- **Written problem**: Count how many lines of the data include "into". The answer is that number and nothing else.

* begin Dataset content *

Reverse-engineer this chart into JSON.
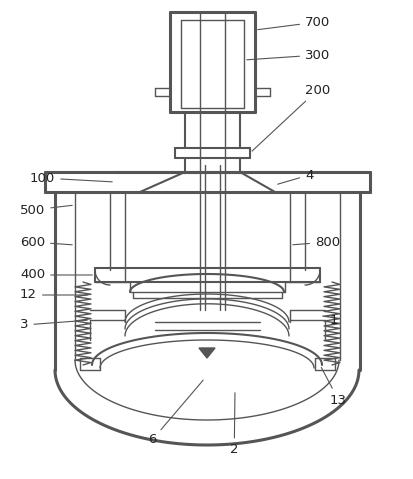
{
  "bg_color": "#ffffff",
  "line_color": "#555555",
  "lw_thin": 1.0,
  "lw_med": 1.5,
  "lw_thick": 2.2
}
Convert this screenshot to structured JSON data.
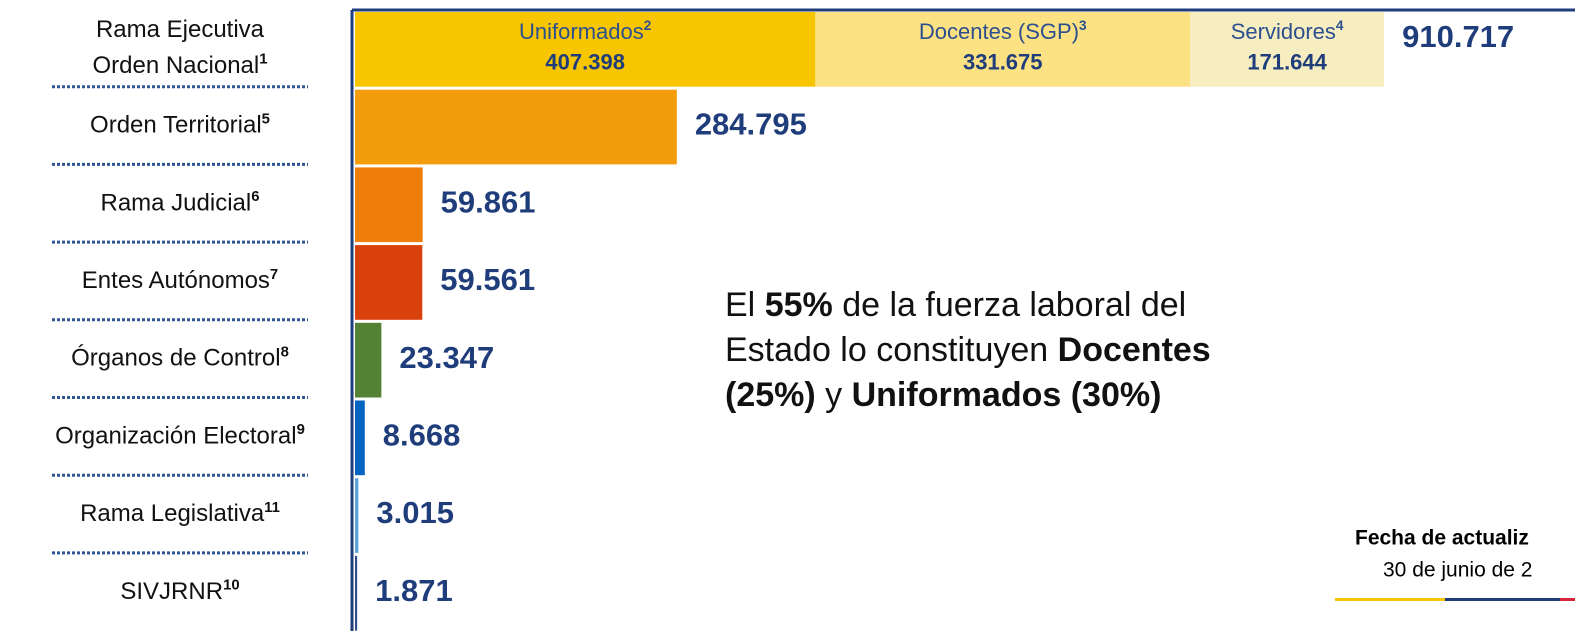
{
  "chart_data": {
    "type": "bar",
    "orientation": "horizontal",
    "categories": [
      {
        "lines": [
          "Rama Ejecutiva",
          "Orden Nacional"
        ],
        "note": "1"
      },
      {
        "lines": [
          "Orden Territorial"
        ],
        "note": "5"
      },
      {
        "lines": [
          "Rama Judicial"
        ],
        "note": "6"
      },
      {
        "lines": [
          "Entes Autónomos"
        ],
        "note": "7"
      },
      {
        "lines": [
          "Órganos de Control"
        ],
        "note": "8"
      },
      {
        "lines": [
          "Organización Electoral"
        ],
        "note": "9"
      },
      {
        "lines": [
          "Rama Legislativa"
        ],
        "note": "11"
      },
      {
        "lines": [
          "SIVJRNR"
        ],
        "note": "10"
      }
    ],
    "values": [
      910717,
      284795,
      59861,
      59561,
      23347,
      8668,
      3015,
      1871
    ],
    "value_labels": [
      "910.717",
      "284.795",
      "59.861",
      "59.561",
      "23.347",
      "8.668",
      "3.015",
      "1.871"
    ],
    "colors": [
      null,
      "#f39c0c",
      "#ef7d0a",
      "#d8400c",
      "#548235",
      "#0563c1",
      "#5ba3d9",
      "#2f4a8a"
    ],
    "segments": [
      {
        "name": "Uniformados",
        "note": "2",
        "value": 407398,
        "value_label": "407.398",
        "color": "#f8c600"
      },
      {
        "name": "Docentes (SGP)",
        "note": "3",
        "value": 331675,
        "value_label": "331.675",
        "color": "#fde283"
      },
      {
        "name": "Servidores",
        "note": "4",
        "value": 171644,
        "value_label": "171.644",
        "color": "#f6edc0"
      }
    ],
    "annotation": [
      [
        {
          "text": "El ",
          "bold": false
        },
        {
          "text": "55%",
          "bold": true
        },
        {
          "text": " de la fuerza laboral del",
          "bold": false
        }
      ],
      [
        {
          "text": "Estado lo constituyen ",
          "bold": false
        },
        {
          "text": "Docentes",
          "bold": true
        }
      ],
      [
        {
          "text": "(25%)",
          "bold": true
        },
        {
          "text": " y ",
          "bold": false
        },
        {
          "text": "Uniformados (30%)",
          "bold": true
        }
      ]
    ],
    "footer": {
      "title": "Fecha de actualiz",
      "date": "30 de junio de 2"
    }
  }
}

* end Dataset content *
* begin Dataset content *

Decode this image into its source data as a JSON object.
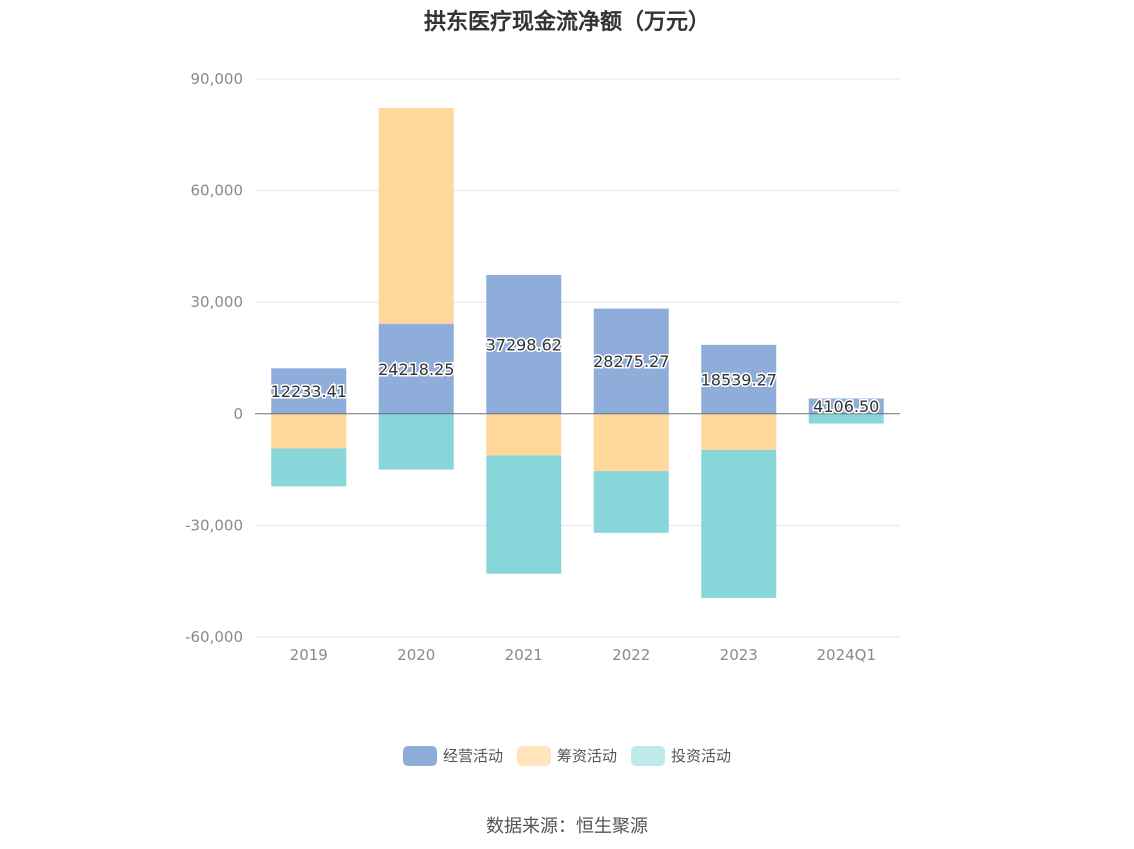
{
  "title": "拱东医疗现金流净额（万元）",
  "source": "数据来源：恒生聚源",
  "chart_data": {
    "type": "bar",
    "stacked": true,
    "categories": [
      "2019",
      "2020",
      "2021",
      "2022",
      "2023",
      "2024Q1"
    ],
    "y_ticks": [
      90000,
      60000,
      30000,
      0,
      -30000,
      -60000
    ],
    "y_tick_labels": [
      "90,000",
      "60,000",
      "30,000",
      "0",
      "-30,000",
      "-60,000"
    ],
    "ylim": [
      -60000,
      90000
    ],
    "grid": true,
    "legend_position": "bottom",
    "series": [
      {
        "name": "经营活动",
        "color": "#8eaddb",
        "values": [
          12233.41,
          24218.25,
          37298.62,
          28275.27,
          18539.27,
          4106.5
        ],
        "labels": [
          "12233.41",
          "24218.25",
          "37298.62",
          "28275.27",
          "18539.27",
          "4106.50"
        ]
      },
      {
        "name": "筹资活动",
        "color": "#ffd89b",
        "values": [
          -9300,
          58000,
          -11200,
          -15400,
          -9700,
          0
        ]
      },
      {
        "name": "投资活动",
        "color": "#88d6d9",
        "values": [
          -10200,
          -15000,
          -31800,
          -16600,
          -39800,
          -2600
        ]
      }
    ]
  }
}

* end Dataset content *

- **Solution to this problem**: 2